§ PROBLEM DESCRIPTION:
Omit every picture and write out the rest of the records exactly.

§ RECORDS SHOWN:
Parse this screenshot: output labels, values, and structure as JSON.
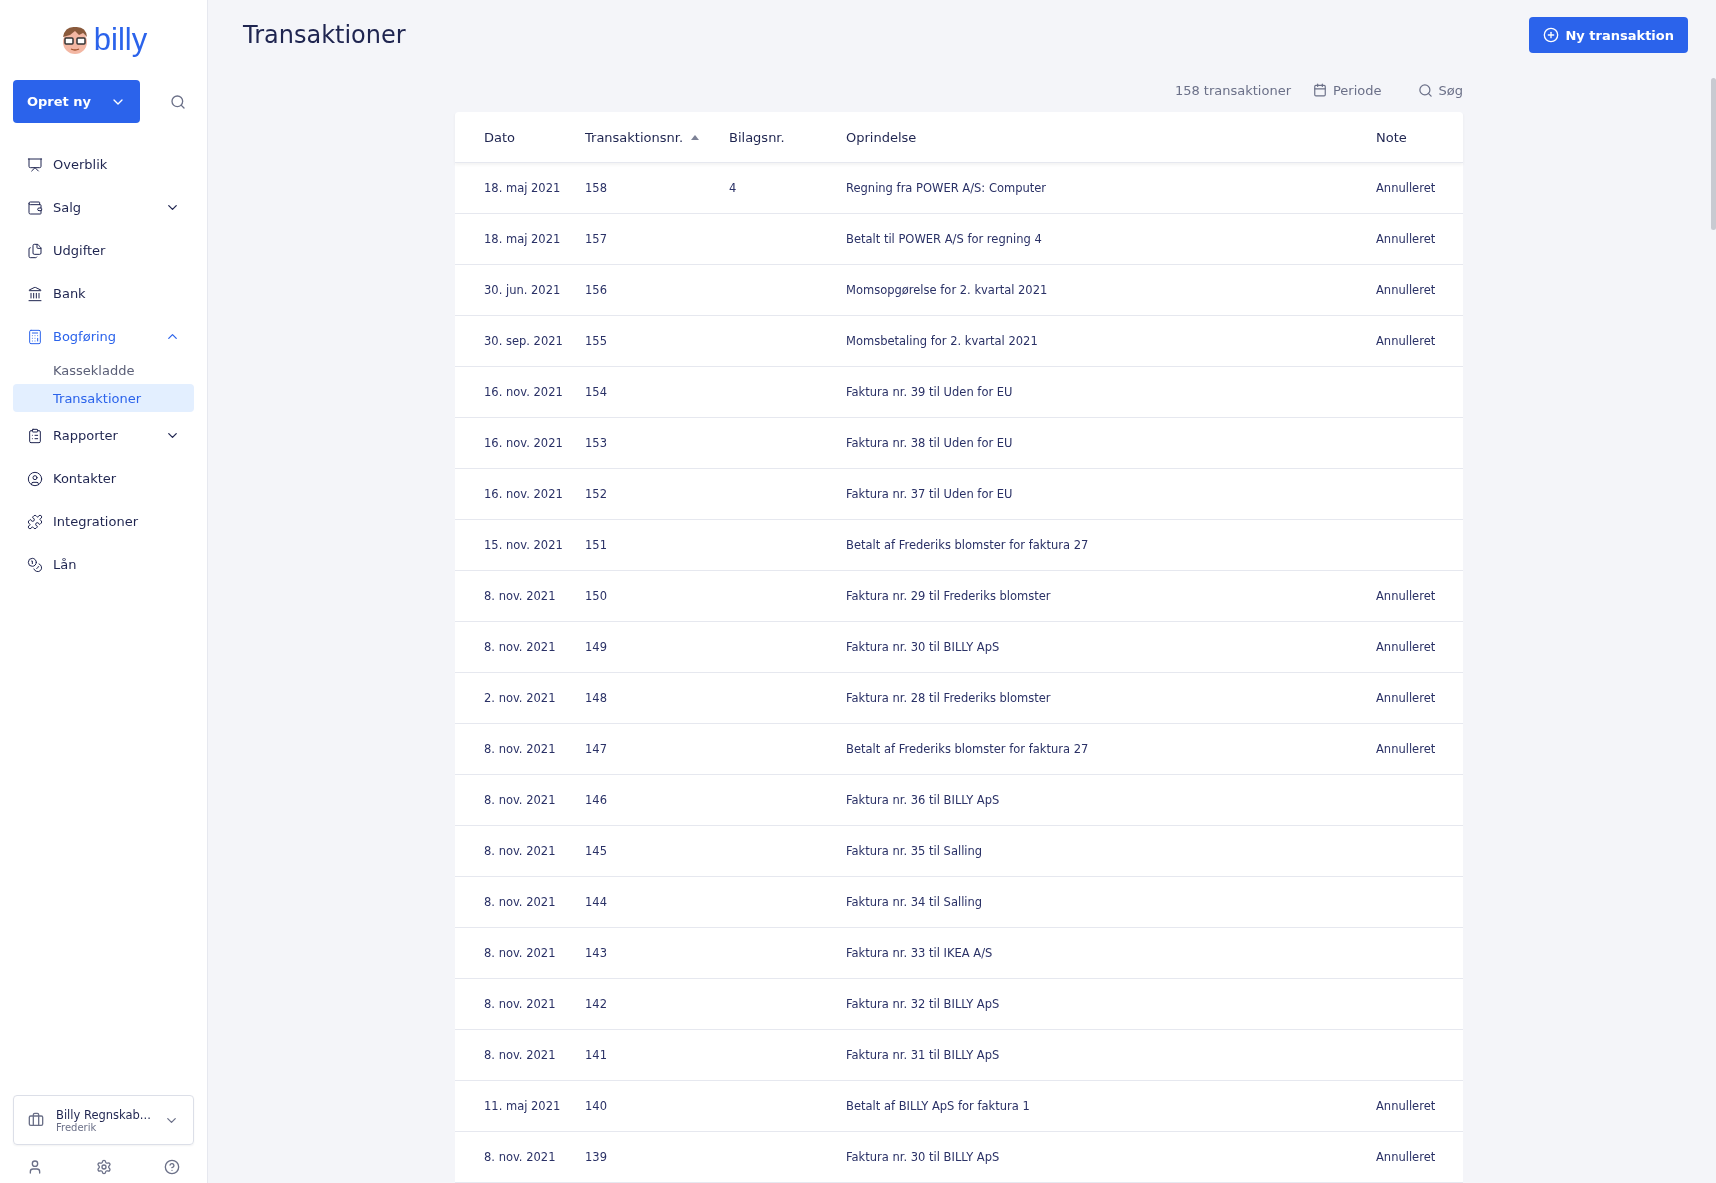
{
  "logo": {
    "text": "billy"
  },
  "create_button": {
    "label": "Opret ny"
  },
  "sidebar": {
    "items": [
      {
        "label": "Overblik",
        "selected": false
      },
      {
        "label": "Salg",
        "selected": false,
        "expanded": false
      },
      {
        "label": "Udgifter",
        "selected": false
      },
      {
        "label": "Bank",
        "selected": false
      },
      {
        "label": "Bogføring",
        "selected": true,
        "expanded": true,
        "children": [
          {
            "label": "Kassekladde",
            "selected": false
          },
          {
            "label": "Transaktioner",
            "selected": true
          }
        ]
      },
      {
        "label": "Rapporter",
        "selected": false,
        "expanded": false
      },
      {
        "label": "Kontakter",
        "selected": false
      },
      {
        "label": "Integrationer",
        "selected": false
      },
      {
        "label": "Lån",
        "selected": false
      }
    ]
  },
  "organization": {
    "name": "Billy Regnskab...",
    "user": "Frederik"
  },
  "page_title": "Transaktioner",
  "new_button": {
    "label": "Ny transaktion"
  },
  "toolbar": {
    "count": "158 transaktioner",
    "period": "Periode",
    "search": "Søg"
  },
  "table": {
    "columns": [
      {
        "label": "Dato",
        "sorted": false
      },
      {
        "label": "Transaktionsnr.",
        "sorted": true
      },
      {
        "label": "Bilagsnr.",
        "sorted": false
      },
      {
        "label": "Oprindelse",
        "sorted": false
      },
      {
        "label": "Note",
        "sorted": false
      }
    ],
    "rows": [
      [
        "18. maj 2021",
        "158",
        "4",
        "Regning fra POWER A/S: Computer",
        "Annulleret"
      ],
      [
        "18. maj 2021",
        "157",
        "",
        "Betalt til POWER A/S for regning 4",
        "Annulleret"
      ],
      [
        "30. jun. 2021",
        "156",
        "",
        "Momsopgørelse for 2. kvartal 2021",
        "Annulleret"
      ],
      [
        "30. sep. 2021",
        "155",
        "",
        "Momsbetaling for 2. kvartal 2021",
        "Annulleret"
      ],
      [
        "16. nov. 2021",
        "154",
        "",
        "Faktura nr. 39 til Uden for EU",
        ""
      ],
      [
        "16. nov. 2021",
        "153",
        "",
        "Faktura nr. 38 til Uden for EU",
        ""
      ],
      [
        "16. nov. 2021",
        "152",
        "",
        "Faktura nr. 37 til Uden for EU",
        ""
      ],
      [
        "15. nov. 2021",
        "151",
        "",
        "Betalt af Frederiks blomster for faktura 27",
        ""
      ],
      [
        "8. nov. 2021",
        "150",
        "",
        "Faktura nr. 29 til Frederiks blomster",
        "Annulleret"
      ],
      [
        "8. nov. 2021",
        "149",
        "",
        "Faktura nr. 30 til BILLY ApS",
        "Annulleret"
      ],
      [
        "2. nov. 2021",
        "148",
        "",
        "Faktura nr. 28 til Frederiks blomster",
        "Annulleret"
      ],
      [
        "8. nov. 2021",
        "147",
        "",
        "Betalt af Frederiks blomster for faktura 27",
        "Annulleret"
      ],
      [
        "8. nov. 2021",
        "146",
        "",
        "Faktura nr. 36 til BILLY ApS",
        ""
      ],
      [
        "8. nov. 2021",
        "145",
        "",
        "Faktura nr. 35 til Salling",
        ""
      ],
      [
        "8. nov. 2021",
        "144",
        "",
        "Faktura nr. 34 til Salling",
        ""
      ],
      [
        "8. nov. 2021",
        "143",
        "",
        "Faktura nr. 33 til IKEA A/S",
        ""
      ],
      [
        "8. nov. 2021",
        "142",
        "",
        "Faktura nr. 32 til BILLY ApS",
        ""
      ],
      [
        "8. nov. 2021",
        "141",
        "",
        "Faktura nr. 31 til BILLY ApS",
        ""
      ],
      [
        "11. maj 2021",
        "140",
        "",
        "Betalt af BILLY ApS for faktura 1",
        "Annulleret"
      ],
      [
        "8. nov. 2021",
        "139",
        "",
        "Faktura nr. 30 til BILLY ApS",
        "Annulleret"
      ]
    ]
  }
}
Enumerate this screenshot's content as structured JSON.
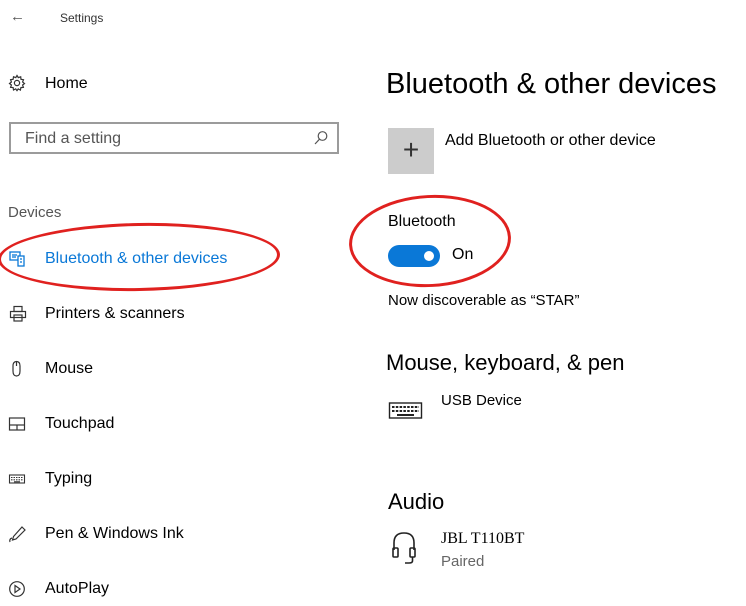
{
  "titlebar": {
    "back_glyph": "←",
    "title": "Settings"
  },
  "sidebar": {
    "home_label": "Home",
    "home_icon": "gear-icon",
    "search": {
      "placeholder": "Find a setting",
      "icon": "search-icon"
    },
    "section_label": "Devices",
    "items": [
      {
        "label": "Bluetooth & other devices",
        "icon": "bluetooth-devices-icon",
        "active": true
      },
      {
        "label": "Printers & scanners",
        "icon": "printer-icon"
      },
      {
        "label": "Mouse",
        "icon": "mouse-icon"
      },
      {
        "label": "Touchpad",
        "icon": "touchpad-icon"
      },
      {
        "label": "Typing",
        "icon": "keyboard-icon"
      },
      {
        "label": "Pen & Windows Ink",
        "icon": "pen-icon"
      },
      {
        "label": "AutoPlay",
        "icon": "autoplay-icon"
      }
    ]
  },
  "main": {
    "title": "Bluetooth & other devices",
    "add_device": {
      "glyph": "+",
      "label": "Add Bluetooth or other device"
    },
    "bluetooth": {
      "label": "Bluetooth",
      "state": "On",
      "enabled": true
    },
    "discoverable_text": "Now discoverable as “STAR”",
    "mouse_keyboard_section": {
      "title": "Mouse, keyboard, & pen",
      "devices": [
        {
          "name": "USB Device",
          "icon": "keyboard-icon"
        }
      ]
    },
    "audio_section": {
      "title": "Audio",
      "devices": [
        {
          "name": "JBL T110BT",
          "status": "Paired",
          "icon": "headphones-icon"
        }
      ]
    }
  },
  "colors": {
    "accent": "#0a78d7",
    "annotation_ring": "#e0211f",
    "add_button_bg": "#cccccc"
  }
}
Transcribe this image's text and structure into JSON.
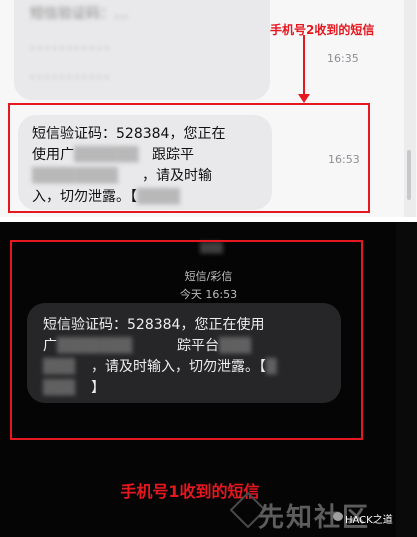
{
  "top_panel": {
    "msg1_line1": "短信验证码：…",
    "msg1_line2": "...........",
    "msg1_line3": "...........",
    "msg1_time": "16:35",
    "msg2_line1": "短信验证码：528384，您正在",
    "msg2_line2a": "使用广",
    "msg2_line2b": "跟踪平",
    "msg2_line3a": "请及时输",
    "msg2_line4a": "入，切勿泄露。【",
    "msg2_time": "16:53",
    "annotation": "手机号2收到的短信"
  },
  "bottom_panel": {
    "header_type": "短信/彩信",
    "header_time": "今天 16:53",
    "msg_line1": "短信验证码：528384，您正在使用",
    "msg_line2a": "广",
    "msg_line2b": "踪平台",
    "msg_line3": "，请及时输入，切勿泄露。【",
    "annotation": "手机号1收到的短信"
  },
  "watermark": {
    "site": "先知社区",
    "account": "HACK之道"
  }
}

§ OUTPUT OF THE EXERCISE:
Parse this screenshot: output labels, values, and structure as JSON.
{
  "logo": {
    "text": "billy"
  },
  "create_button": {
    "label": "Opret ny"
  },
  "sidebar": {
    "items": [
      {
        "label": "Overblik",
        "selected": false
      },
      {
        "label": "Salg",
        "selected": false,
        "expanded": false
      },
      {
        "label": "Udgifter",
        "selected": false
      },
      {
        "label": "Bank",
        "selected": false
      },
      {
        "label": "Bogføring",
        "selected": true,
        "expanded": true,
        "children": [
          {
            "label": "Kassekladde",
            "selected": false
          },
          {
            "label": "Transaktioner",
            "selected": true
          }
        ]
      },
      {
        "label": "Rapporter",
        "selected": false,
        "expanded": false
      },
      {
        "label": "Kontakter",
        "selected": false
      },
      {
        "label": "Integrationer",
        "selected": false
      },
      {
        "label": "Lån",
        "selected": false
      }
    ]
  },
  "organization": {
    "name": "Billy Regnskab...",
    "user": "Frederik"
  },
  "page_title": "Transaktioner",
  "new_button": {
    "label": "Ny transaktion"
  },
  "toolbar": {
    "count": "158 transaktioner",
    "period": "Periode",
    "search": "Søg"
  },
  "table": {
    "columns": [
      {
        "label": "Dato",
        "sorted": false
      },
      {
        "label": "Transaktionsnr.",
        "sorted": true
      },
      {
        "label": "Bilagsnr.",
        "sorted": false
      },
      {
        "label": "Oprindelse",
        "sorted": false
      },
      {
        "label": "Note",
        "sorted": false
      }
    ],
    "rows": [
      [
        "18. maj 2021",
        "158",
        "4",
        "Regning fra POWER A/S: Computer",
        "Annulleret"
      ],
      [
        "18. maj 2021",
        "157",
        "",
        "Betalt til POWER A/S for regning 4",
        "Annulleret"
      ],
      [
        "30. jun. 2021",
        "156",
        "",
        "Momsopgørelse for 2. kvartal 2021",
        "Annulleret"
      ],
      [
        "30. sep. 2021",
        "155",
        "",
        "Momsbetaling for 2. kvartal 2021",
        "Annulleret"
      ],
      [
        "16. nov. 2021",
        "154",
        "",
        "Faktura nr. 39 til Uden for EU",
        ""
      ],
      [
        "16. nov. 2021",
        "153",
        "",
        "Faktura nr. 38 til Uden for EU",
        ""
      ],
      [
        "16. nov. 2021",
        "152",
        "",
        "Faktura nr. 37 til Uden for EU",
        ""
      ],
      [
        "15. nov. 2021",
        "151",
        "",
        "Betalt af Frederiks blomster for faktura 27",
        ""
      ],
      [
        "8. nov. 2021",
        "150",
        "",
        "Faktura nr. 29 til Frederiks blomster",
        "Annulleret"
      ],
      [
        "8. nov. 2021",
        "149",
        "",
        "Faktura nr. 30 til BILLY ApS",
        "Annulleret"
      ],
      [
        "2. nov. 2021",
        "148",
        "",
        "Faktura nr. 28 til Frederiks blomster",
        "Annulleret"
      ],
      [
        "8. nov. 2021",
        "147",
        "",
        "Betalt af Frederiks blomster for faktura 27",
        "Annulleret"
      ],
      [
        "8. nov. 2021",
        "146",
        "",
        "Faktura nr. 36 til BILLY ApS",
        ""
      ],
      [
        "8. nov. 2021",
        "145",
        "",
        "Faktura nr. 35 til Salling",
        ""
      ],
      [
        "8. nov. 2021",
        "144",
        "",
        "Faktura nr. 34 til Salling",
        ""
      ],
      [
        "8. nov. 2021",
        "143",
        "",
        "Faktura nr. 33 til IKEA A/S",
        ""
      ],
      [
        "8. nov. 2021",
        "142",
        "",
        "Faktura nr. 32 til BILLY ApS",
        ""
      ],
      [
        "8. nov. 2021",
        "141",
        "",
        "Faktura nr. 31 til BILLY ApS",
        ""
      ],
      [
        "11. maj 2021",
        "140",
        "",
        "Betalt af BILLY ApS for faktura 1",
        "Annulleret"
      ],
      [
        "8. nov. 2021",
        "139",
        "",
        "Faktura nr. 30 til BILLY ApS",
        "Annulleret"
      ]
    ]
  }
}
Enumerate this screenshot's content as structured JSON.
{
  "titlebar": {
    "back_glyph": "←",
    "title": "Settings"
  },
  "sidebar": {
    "home_label": "Home",
    "home_icon": "gear-icon",
    "search": {
      "placeholder": "Find a setting",
      "icon": "search-icon"
    },
    "section_label": "Devices",
    "items": [
      {
        "label": "Bluetooth & other devices",
        "icon": "bluetooth-devices-icon",
        "active": true
      },
      {
        "label": "Printers & scanners",
        "icon": "printer-icon"
      },
      {
        "label": "Mouse",
        "icon": "mouse-icon"
      },
      {
        "label": "Touchpad",
        "icon": "touchpad-icon"
      },
      {
        "label": "Typing",
        "icon": "keyboard-icon"
      },
      {
        "label": "Pen & Windows Ink",
        "icon": "pen-icon"
      },
      {
        "label": "AutoPlay",
        "icon": "autoplay-icon"
      }
    ]
  },
  "main": {
    "title": "Bluetooth & other devices",
    "add_device": {
      "glyph": "+",
      "label": "Add Bluetooth or other device"
    },
    "bluetooth": {
      "label": "Bluetooth",
      "state": "On",
      "enabled": true
    },
    "discoverable_text": "Now discoverable as “STAR”",
    "mouse_keyboard_section": {
      "title": "Mouse, keyboard, & pen",
      "devices": [
        {
          "name": "USB Device",
          "icon": "keyboard-icon"
        }
      ]
    },
    "audio_section": {
      "title": "Audio",
      "devices": [
        {
          "name": "JBL T110BT",
          "status": "Paired",
          "icon": "headphones-icon"
        }
      ]
    }
  },
  "colors": {
    "accent": "#0a78d7",
    "annotation_ring": "#e0211f",
    "add_button_bg": "#cccccc"
  }
}
Transcribe this image's text and structure into JSON.
{
  "top_panel": {
    "msg1_line1": "短信验证码：…",
    "msg1_line2": "...........",
    "msg1_line3": "...........",
    "msg1_time": "16:35",
    "msg2_line1": "短信验证码：528384，您正在",
    "msg2_line2a": "使用广",
    "msg2_line2b": "跟踪平",
    "msg2_line3a": "请及时输",
    "msg2_line4a": "入，切勿泄露。【",
    "msg2_time": "16:53",
    "annotation": "手机号2收到的短信"
  },
  "bottom_panel": {
    "header_type": "短信/彩信",
    "header_time": "今天 16:53",
    "msg_line1": "短信验证码：528384，您正在使用",
    "msg_line2a": "广",
    "msg_line2b": "踪平台",
    "msg_line3": "，请及时输入，切勿泄露。【",
    "annotation": "手机号1收到的短信"
  },
  "watermark": {
    "site": "先知社区",
    "account": "HACK之道"
  }
}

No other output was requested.